[Dataset items]
——
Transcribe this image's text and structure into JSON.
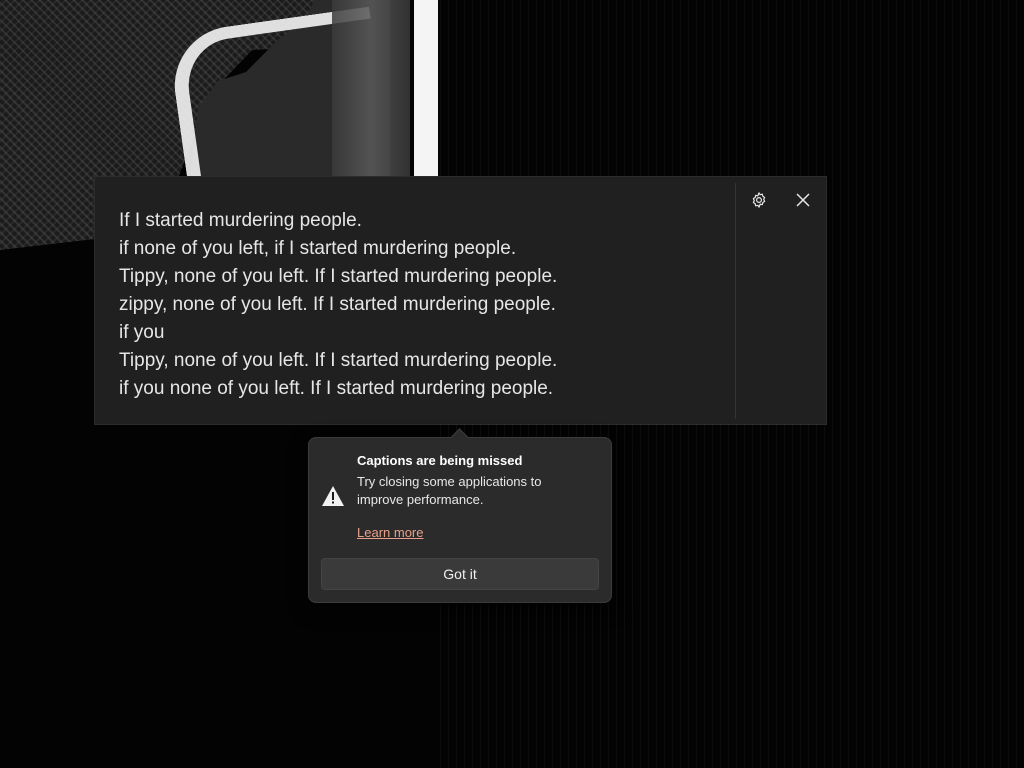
{
  "live_captions": {
    "lines": [
      "If I started murdering people.",
      "if none of you left, if I started murdering people.",
      "Tippy, none of you left. If I started murdering people.",
      "zippy, none of you left. If I started murdering people.",
      "if you",
      "Tippy, none of you left. If I started murdering people.",
      "if you none of you left. If I started murdering people."
    ],
    "settings_icon": "gear-icon",
    "close_icon": "close-icon"
  },
  "notification": {
    "title": "Captions are being missed",
    "body": "Try closing some applications to improve performance.",
    "link": "Learn more",
    "button": "Got it",
    "icon": "warning-icon"
  },
  "colors": {
    "window_bg": "#202020",
    "tip_bg": "#2b2b2b",
    "link": "#e8a08a",
    "text": "#e6e6e6"
  }
}
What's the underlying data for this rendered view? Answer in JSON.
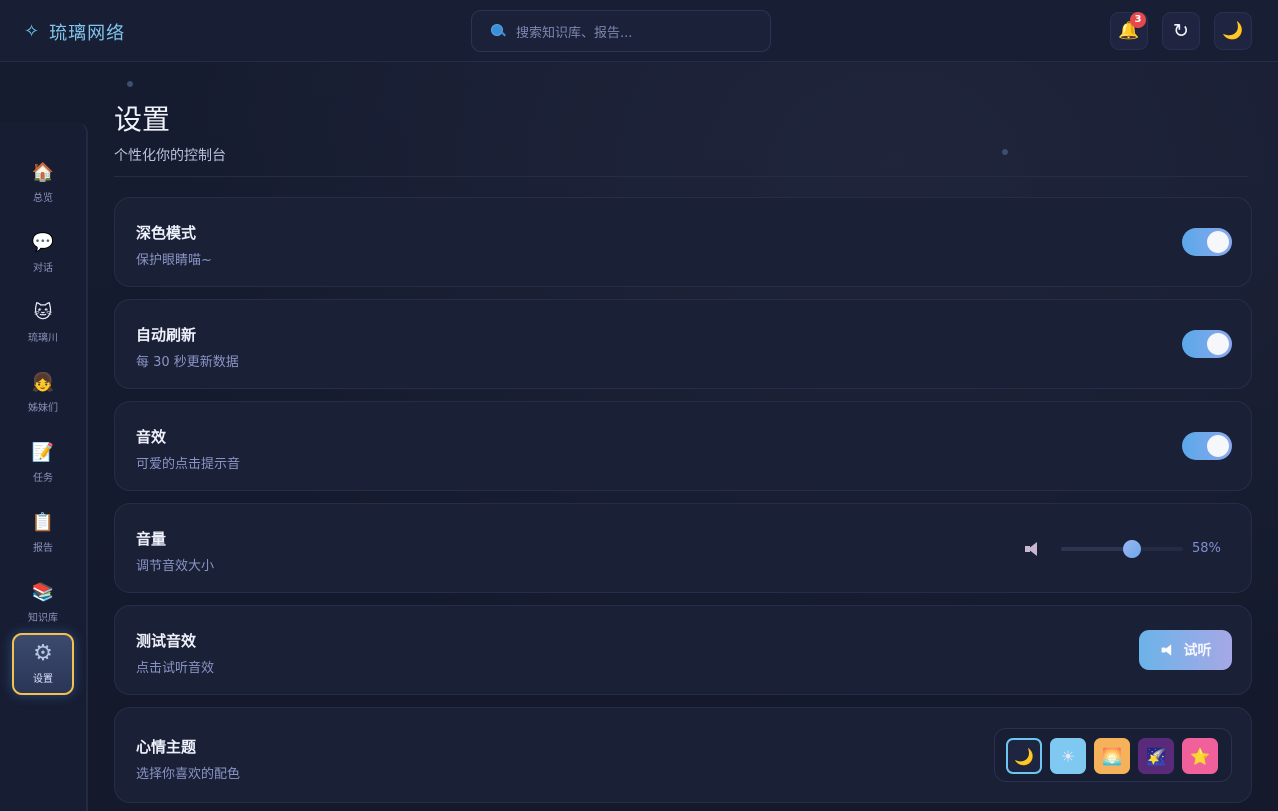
{
  "app": {
    "brand_icon": "sparkle-icon",
    "brand_name": "琉璃网络"
  },
  "search": {
    "placeholder": "搜索知识库、报告..."
  },
  "topbar": {
    "notification_count": "3",
    "bell_icon": "🔔",
    "refresh_icon": "↻",
    "theme_toggle_icon": "🌙"
  },
  "sidebar": {
    "items": [
      {
        "icon": "🏠",
        "label": "总览"
      },
      {
        "icon": "💬",
        "label": "对话"
      },
      {
        "icon": "🐱",
        "label": "琉璃川"
      },
      {
        "icon": "👧",
        "label": "姊妹们"
      },
      {
        "icon": "📝",
        "label": "任务"
      },
      {
        "icon": "📋",
        "label": "报告"
      },
      {
        "icon": "📚",
        "label": "知识库"
      },
      {
        "icon": "⚙",
        "label": "设置"
      }
    ],
    "active_index": 7
  },
  "page": {
    "title": "设置",
    "subtitle": "个性化你的控制台"
  },
  "settings": {
    "dark_mode": {
      "title": "深色模式",
      "desc": "保护眼睛喵~",
      "enabled": true
    },
    "auto_refresh": {
      "title": "自动刷新",
      "desc": "每 30 秒更新数据",
      "enabled": true
    },
    "sound": {
      "title": "音效",
      "desc": "可爱的点击提示音",
      "enabled": true
    },
    "volume": {
      "title": "音量",
      "desc": "调节音效大小",
      "value": 58,
      "value_label": "58%"
    },
    "test_sound": {
      "title": "测试音效",
      "desc": "点击试听音效",
      "button_label": "试听"
    },
    "mood_theme": {
      "title": "心情主题",
      "desc": "选择你喜欢的配色",
      "options": [
        {
          "icon": "🌙",
          "bg": "#1d2540"
        },
        {
          "icon": "☀",
          "bg": "#7ec8f2"
        },
        {
          "icon": "🌅",
          "bg": "#f6b25a"
        },
        {
          "icon": "🌠",
          "bg": "#5a2a7a"
        },
        {
          "icon": "⭐",
          "bg": "#f0609a"
        }
      ],
      "selected_index": 0
    }
  },
  "colors": {
    "accent": "#6cc6f0",
    "toggle_on": "#5aa8ea",
    "active_border": "#f2c14e",
    "badge": "#e5484d"
  }
}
——
▸ **INSTRUCTIONS FOR THE TASK**: Copy all the records above exactly, but leave out the pictures.

▸ **FINAL RESULT**:
Transcribe this image's text and structure into JSON.
{
  "live_captions": {
    "lines": [
      "If I started murdering people.",
      "if none of you left, if I started murdering people.",
      "Tippy, none of you left. If I started murdering people.",
      "zippy, none of you left. If I started murdering people.",
      "if you",
      "Tippy, none of you left. If I started murdering people.",
      "if you none of you left. If I started murdering people."
    ],
    "settings_icon": "gear-icon",
    "close_icon": "close-icon"
  },
  "notification": {
    "title": "Captions are being missed",
    "body": "Try closing some applications to improve performance.",
    "link": "Learn more",
    "button": "Got it",
    "icon": "warning-icon"
  },
  "colors": {
    "window_bg": "#202020",
    "tip_bg": "#2b2b2b",
    "link": "#e8a08a",
    "text": "#e6e6e6"
  }
}
What's the underlying data for this rendered view? Answer in JSON.
{
  "app": {
    "brand_icon": "sparkle-icon",
    "brand_name": "琉璃网络"
  },
  "search": {
    "placeholder": "搜索知识库、报告..."
  },
  "topbar": {
    "notification_count": "3",
    "bell_icon": "🔔",
    "refresh_icon": "↻",
    "theme_toggle_icon": "🌙"
  },
  "sidebar": {
    "items": [
      {
        "icon": "🏠",
        "label": "总览"
      },
      {
        "icon": "💬",
        "label": "对话"
      },
      {
        "icon": "🐱",
        "label": "琉璃川"
      },
      {
        "icon": "👧",
        "label": "姊妹们"
      },
      {
        "icon": "📝",
        "label": "任务"
      },
      {
        "icon": "📋",
        "label": "报告"
      },
      {
        "icon": "📚",
        "label": "知识库"
      },
      {
        "icon": "⚙",
        "label": "设置"
      }
    ],
    "active_index": 7
  },
  "page": {
    "title": "设置",
    "subtitle": "个性化你的控制台"
  },
  "settings": {
    "dark_mode": {
      "title": "深色模式",
      "desc": "保护眼睛喵~",
      "enabled": true
    },
    "auto_refresh": {
      "title": "自动刷新",
      "desc": "每 30 秒更新数据",
      "enabled": true
    },
    "sound": {
      "title": "音效",
      "desc": "可爱的点击提示音",
      "enabled": true
    },
    "volume": {
      "title": "音量",
      "desc": "调节音效大小",
      "value": 58,
      "value_label": "58%"
    },
    "test_sound": {
      "title": "测试音效",
      "desc": "点击试听音效",
      "button_label": "试听"
    },
    "mood_theme": {
      "title": "心情主题",
      "desc": "选择你喜欢的配色",
      "options": [
        {
          "icon": "🌙",
          "bg": "#1d2540"
        },
        {
          "icon": "☀",
          "bg": "#7ec8f2"
        },
        {
          "icon": "🌅",
          "bg": "#f6b25a"
        },
        {
          "icon": "🌠",
          "bg": "#5a2a7a"
        },
        {
          "icon": "⭐",
          "bg": "#f0609a"
        }
      ],
      "selected_index": 0
    }
  },
  "colors": {
    "accent": "#6cc6f0",
    "toggle_on": "#5aa8ea",
    "active_border": "#f2c14e",
    "badge": "#e5484d"
  }
}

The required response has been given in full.